(Your goal): Render the material below as a numbered list with blank lines removed, and leave out the pictures.

>> BEGIN Exercise inputs

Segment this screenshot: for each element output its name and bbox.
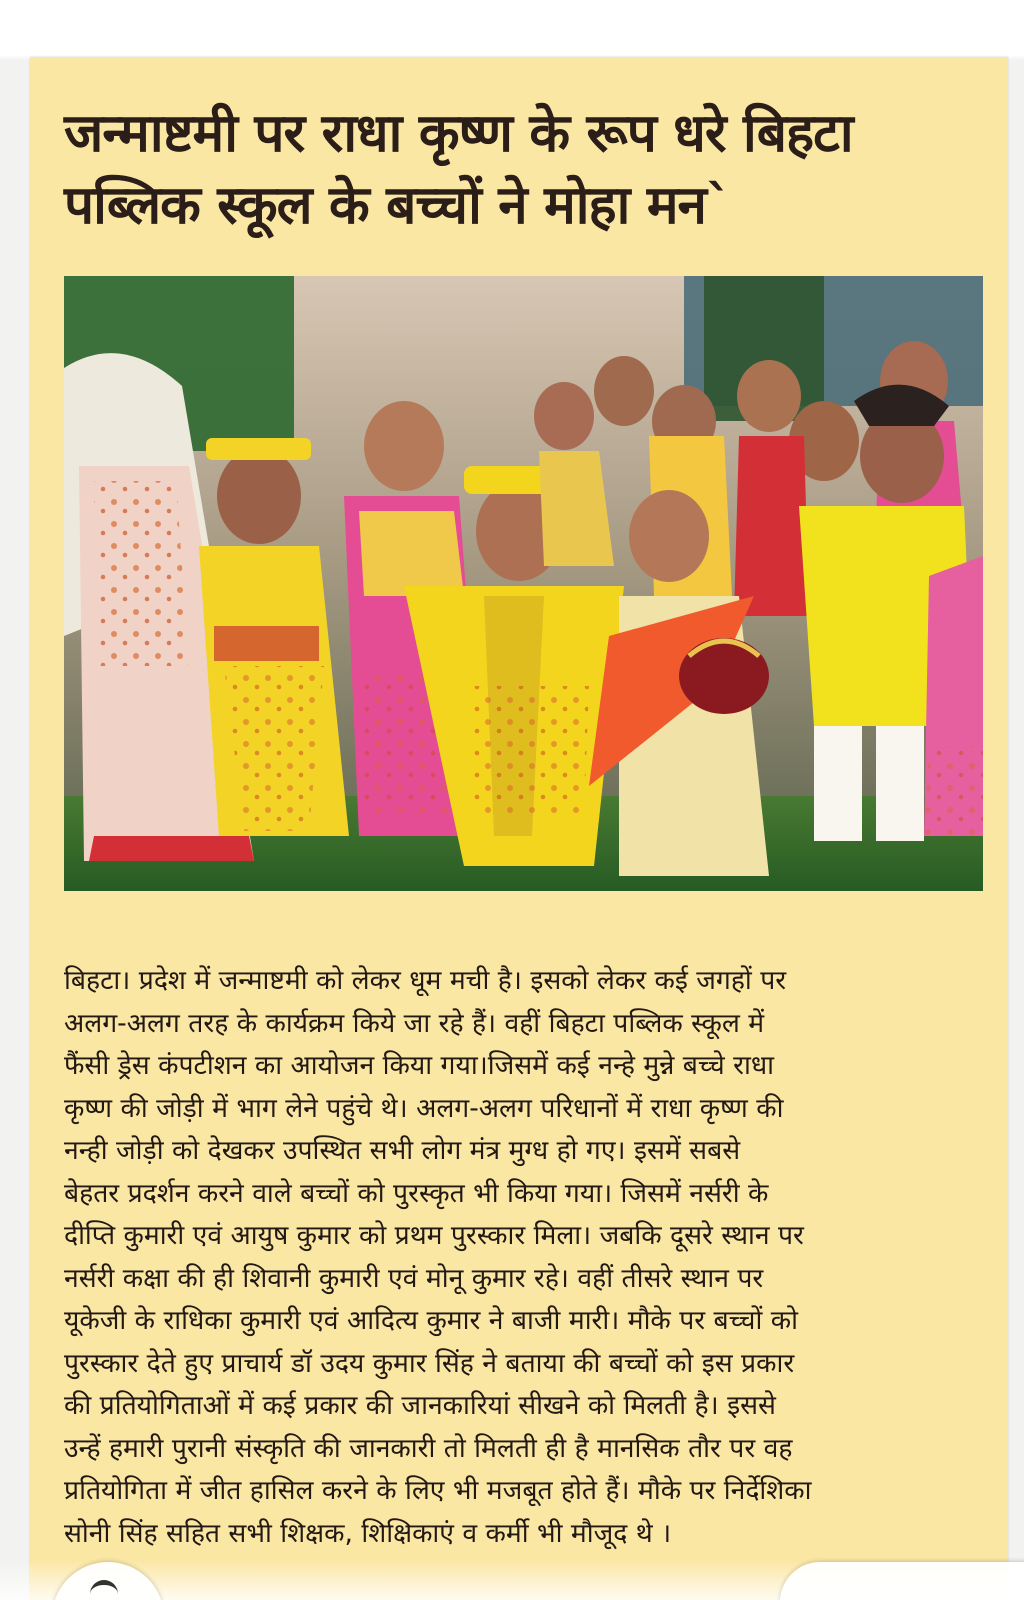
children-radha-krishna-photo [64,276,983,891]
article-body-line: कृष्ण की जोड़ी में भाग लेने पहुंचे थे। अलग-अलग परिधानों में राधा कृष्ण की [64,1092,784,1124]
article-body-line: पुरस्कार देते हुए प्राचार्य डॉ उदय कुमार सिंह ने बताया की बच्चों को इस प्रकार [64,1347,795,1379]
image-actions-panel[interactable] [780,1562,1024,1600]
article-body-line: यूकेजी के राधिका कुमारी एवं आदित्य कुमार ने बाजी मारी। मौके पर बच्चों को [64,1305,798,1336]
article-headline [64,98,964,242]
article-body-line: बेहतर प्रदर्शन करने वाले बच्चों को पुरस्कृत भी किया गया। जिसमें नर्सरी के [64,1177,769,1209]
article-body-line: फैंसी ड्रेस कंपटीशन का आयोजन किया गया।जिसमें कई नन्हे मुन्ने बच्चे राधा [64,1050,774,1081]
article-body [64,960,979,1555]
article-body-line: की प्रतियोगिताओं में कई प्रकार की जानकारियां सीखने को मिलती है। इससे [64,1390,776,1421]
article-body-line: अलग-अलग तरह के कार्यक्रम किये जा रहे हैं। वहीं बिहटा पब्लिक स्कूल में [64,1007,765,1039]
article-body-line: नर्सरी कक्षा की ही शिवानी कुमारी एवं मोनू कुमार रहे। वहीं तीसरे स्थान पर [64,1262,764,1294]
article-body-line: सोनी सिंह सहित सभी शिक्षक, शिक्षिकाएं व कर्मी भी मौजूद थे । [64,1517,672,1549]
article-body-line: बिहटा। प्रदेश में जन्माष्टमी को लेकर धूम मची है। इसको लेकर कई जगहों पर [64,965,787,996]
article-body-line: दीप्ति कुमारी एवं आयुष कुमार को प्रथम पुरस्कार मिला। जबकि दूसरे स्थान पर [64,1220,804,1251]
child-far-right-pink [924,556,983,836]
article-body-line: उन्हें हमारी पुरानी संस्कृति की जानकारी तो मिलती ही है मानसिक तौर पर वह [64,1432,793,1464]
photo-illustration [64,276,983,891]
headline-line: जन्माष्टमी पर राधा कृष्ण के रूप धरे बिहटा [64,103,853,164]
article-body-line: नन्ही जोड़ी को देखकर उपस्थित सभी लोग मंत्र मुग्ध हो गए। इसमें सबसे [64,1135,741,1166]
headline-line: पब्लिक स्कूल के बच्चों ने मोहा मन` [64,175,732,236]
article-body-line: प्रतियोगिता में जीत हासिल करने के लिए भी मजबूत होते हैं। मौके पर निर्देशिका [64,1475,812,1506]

>> END Exercise inputs

(Output of the exercise):
1. Segment this screenshot: for each element output its name and bbox.
2. children-radha-krishna-photo [64,276,983,891]
3. article-body-line: कृष्ण की जोड़ी में भाग लेने पहुंचे थे। अलग-अलग परिधानों में राधा कृष्ण की [64,1092,784,1124]
4. article-body-line: पुरस्कार देते हुए प्राचार्य डॉ उदय कुमार सिंह ने बताया की बच्चों को इस प्रकार [64,1347,795,1379]
5. image-actions-panel[interactable] [780,1562,1024,1600]
6. article-body-line: यूकेजी के राधिका कुमारी एवं आदित्य कुमार ने बाजी मारी। मौके पर बच्चों को [64,1305,798,1336]
7. article-headline [64,98,964,242]
8. article-body-line: बेहतर प्रदर्शन करने वाले बच्चों को पुरस्कृत भी किया गया। जिसमें नर्सरी के [64,1177,769,1209]
9. article-body-line: फैंसी ड्रेस कंपटीशन का आयोजन किया गया।जिसमें कई नन्हे मुन्ने बच्चे राधा [64,1050,774,1081]
10. article-body [64,960,979,1555]
11. article-body-line: की प्रतियोगिताओं में कई प्रकार की जानकारियां सीखने को मिलती है। इससे [64,1390,776,1421]
12. article-body-line: अलग-अलग तरह के कार्यक्रम किये जा रहे हैं। वहीं बिहटा पब्लिक स्कूल में [64,1007,765,1039]
13. article-body-line: नर्सरी कक्षा की ही शिवानी कुमारी एवं मोनू कुमार रहे। वहीं तीसरे स्थान पर [64,1262,764,1294]
14. article-body-line: सोनी सिंह सहित सभी शिक्षक, शिक्षिकाएं व कर्मी भी मौजूद थे । [64,1517,672,1549]
15. article-body-line: बिहटा। प्रदेश में जन्माष्टमी को लेकर धूम मची है। इसको लेकर कई जगहों पर [64,965,787,996]
16. article-body-line: दीप्ति कुमारी एवं आयुष कुमार को प्रथम पुरस्कार मिला। जबकि दूसरे स्थान पर [64,1220,804,1251]
17. child-far-right-pink [924,556,983,836]
18. article-body-line: उन्हें हमारी पुरानी संस्कृति की जानकारी तो मिलती ही है मानसिक तौर पर वह [64,1432,793,1464]
19. photo-illustration [64,276,983,891]
20. headline-line: जन्माष्टमी पर राधा कृष्ण के रूप धरे बिहटा [64,103,853,164]
21. article-body-line: नन्ही जोड़ी को देखकर उपस्थित सभी लोग मंत्र मुग्ध हो गए। इसमें सबसे [64,1135,741,1166]
22. headline-line: पब्लिक स्कूल के बच्चों ने मोहा मन` [64,175,732,236]
23. article-body-line: प्रतियोगिता में जीत हासिल करने के लिए भी मजबूत होते हैं। मौके पर निर्देशिका [64,1475,812,1506]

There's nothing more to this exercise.